**PROMPT**
Any pictures in the records below should be skipped; write out everything else exactly.

::: THE INPUT :::

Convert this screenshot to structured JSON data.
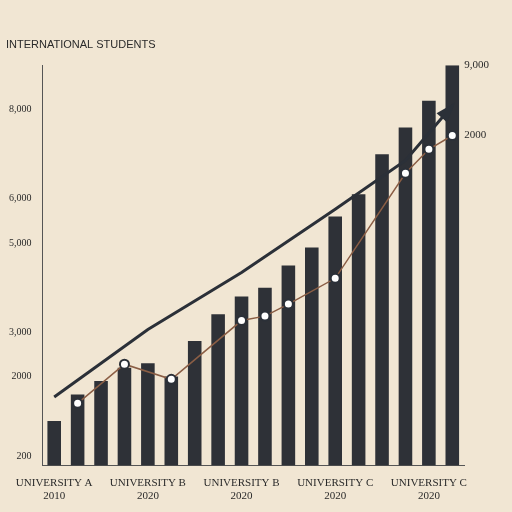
{
  "chart_data": {
    "type": "bar",
    "title": "INTERNATIONAL STUDENTS",
    "categories": [
      "UNIVERSITY A\n2010",
      null,
      null,
      null,
      "UNIVERSITY B\n2020",
      null,
      null,
      null,
      "UNIVERSITY B\n2020",
      null,
      null,
      null,
      "UNIVERSITY C\n2020",
      null,
      null,
      null,
      "UNIVERSITY C\n2020",
      null
    ],
    "series": [
      {
        "type": "bar",
        "color": "#2e3137",
        "values": [
          1000,
          1600,
          1900,
          2200,
          2300,
          2000,
          2800,
          3400,
          3800,
          4000,
          4500,
          4900,
          5600,
          6100,
          7000,
          7600,
          8200,
          9000
        ]
      },
      {
        "type": "line",
        "color": "#2b3038",
        "marker": "arrow",
        "line_style": "solid",
        "values": [
          1540,
          null,
          null,
          null,
          3060,
          null,
          null,
          null,
          4340,
          null,
          null,
          null,
          5760,
          null,
          null,
          6860,
          null,
          8090
        ]
      },
      {
        "type": "line",
        "color": "#8b5e45",
        "marker": "circle",
        "line_style": "solid",
        "values": [
          null,
          1400,
          null,
          2280,
          null,
          1940,
          null,
          null,
          3260,
          3360,
          3630,
          null,
          4210,
          null,
          null,
          6570,
          7110,
          7420
        ]
      }
    ],
    "ylim": [
      0,
      9000
    ],
    "yticks": [
      200,
      2000,
      {
        "value": 3000,
        "label": "3,000"
      },
      {
        "value": 5000,
        "label": "5,000"
      },
      {
        "value": 6000,
        "label": "6,000"
      },
      {
        "value": 8000,
        "label": "8,000"
      }
    ],
    "grid": false,
    "annotations": [
      {
        "text": "9,000",
        "x": 17,
        "y": 9000
      },
      {
        "text": "2000",
        "x": 17,
        "y": 7420
      }
    ]
  }
}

:::

**SOLVED PROBLEM**
Convert this screenshot to structured JSON data.
{
  "chart_data": {
    "type": "bar",
    "title": "INTERNATIONAL STUDENTS",
    "categories": [
      "UNIVERSITY A\n2010",
      null,
      null,
      null,
      "UNIVERSITY B\n2020",
      null,
      null,
      null,
      "UNIVERSITY B\n2020",
      null,
      null,
      null,
      "UNIVERSITY C\n2020",
      null,
      null,
      null,
      "UNIVERSITY C\n2020",
      null
    ],
    "series": [
      {
        "type": "bar",
        "color": "#2e3137",
        "values": [
          1000,
          1600,
          1900,
          2200,
          2300,
          2000,
          2800,
          3400,
          3800,
          4000,
          4500,
          4900,
          5600,
          6100,
          7000,
          7600,
          8200,
          9000
        ]
      },
      {
        "type": "line",
        "color": "#2b3038",
        "marker": "arrow",
        "line_style": "solid",
        "values": [
          1540,
          null,
          null,
          null,
          3060,
          null,
          null,
          null,
          4340,
          null,
          null,
          null,
          5760,
          null,
          null,
          6860,
          null,
          8090
        ]
      },
      {
        "type": "line",
        "color": "#8b5e45",
        "marker": "circle",
        "line_style": "solid",
        "values": [
          null,
          1400,
          null,
          2280,
          null,
          1940,
          null,
          null,
          3260,
          3360,
          3630,
          null,
          4210,
          null,
          null,
          6570,
          7110,
          7420
        ]
      }
    ],
    "ylim": [
      0,
      9000
    ],
    "yticks": [
      200,
      2000,
      {
        "value": 3000,
        "label": "3,000"
      },
      {
        "value": 5000,
        "label": "5,000"
      },
      {
        "value": 6000,
        "label": "6,000"
      },
      {
        "value": 8000,
        "label": "8,000"
      }
    ],
    "grid": false,
    "annotations": [
      {
        "text": "9,000",
        "x": 17,
        "y": 9000
      },
      {
        "text": "2000",
        "x": 17,
        "y": 7420
      }
    ]
  }
}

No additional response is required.